## Written request
Lines that contain "title" are to be counted; give only their number.

#### Recorded data ####

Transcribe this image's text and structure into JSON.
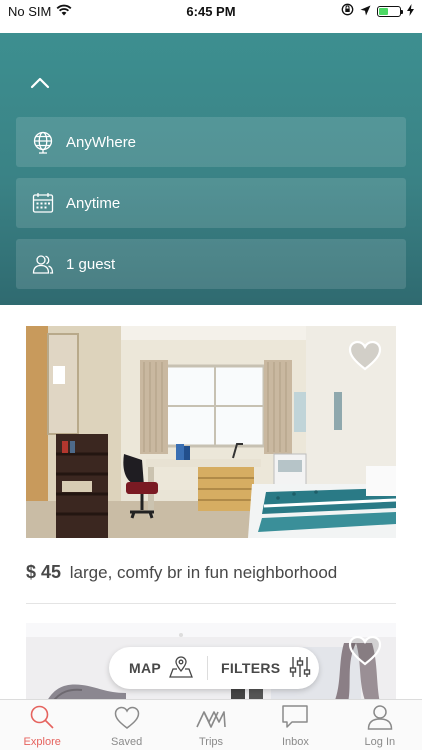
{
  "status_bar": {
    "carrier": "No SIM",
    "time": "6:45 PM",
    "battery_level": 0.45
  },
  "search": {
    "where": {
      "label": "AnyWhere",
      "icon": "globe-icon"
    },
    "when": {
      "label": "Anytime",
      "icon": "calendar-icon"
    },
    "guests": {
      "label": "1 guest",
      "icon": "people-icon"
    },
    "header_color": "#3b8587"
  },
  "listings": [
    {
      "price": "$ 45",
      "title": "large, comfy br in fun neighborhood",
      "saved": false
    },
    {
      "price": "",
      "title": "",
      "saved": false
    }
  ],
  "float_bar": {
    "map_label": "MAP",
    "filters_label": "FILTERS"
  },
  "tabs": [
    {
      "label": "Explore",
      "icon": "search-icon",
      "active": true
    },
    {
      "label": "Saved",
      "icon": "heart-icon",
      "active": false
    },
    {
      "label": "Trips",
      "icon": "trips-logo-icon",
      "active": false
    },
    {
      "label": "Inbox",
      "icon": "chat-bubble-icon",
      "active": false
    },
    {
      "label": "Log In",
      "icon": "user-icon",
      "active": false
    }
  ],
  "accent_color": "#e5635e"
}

####
#### Recorded data ####

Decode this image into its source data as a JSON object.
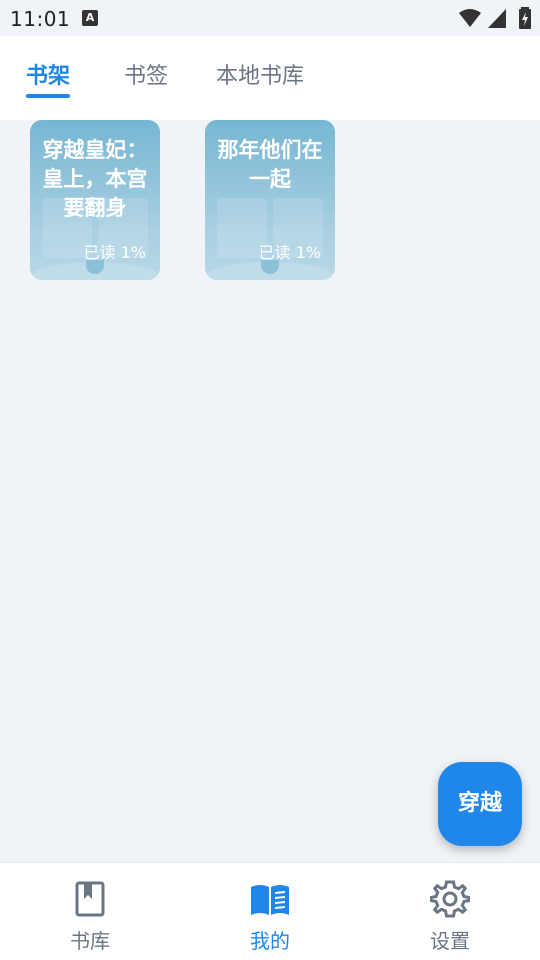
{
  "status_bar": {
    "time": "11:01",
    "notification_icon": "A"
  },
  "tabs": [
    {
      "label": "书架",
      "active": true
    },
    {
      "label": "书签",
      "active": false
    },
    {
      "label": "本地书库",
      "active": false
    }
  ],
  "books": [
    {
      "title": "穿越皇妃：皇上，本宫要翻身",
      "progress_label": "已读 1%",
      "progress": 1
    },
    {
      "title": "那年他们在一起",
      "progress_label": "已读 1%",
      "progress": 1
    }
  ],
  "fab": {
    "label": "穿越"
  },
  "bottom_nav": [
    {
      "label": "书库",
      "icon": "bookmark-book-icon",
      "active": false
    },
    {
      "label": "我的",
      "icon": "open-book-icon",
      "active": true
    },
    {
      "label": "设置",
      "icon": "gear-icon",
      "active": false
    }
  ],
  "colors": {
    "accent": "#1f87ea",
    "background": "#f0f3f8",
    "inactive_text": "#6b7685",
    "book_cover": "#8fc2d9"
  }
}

####

## Right answer
4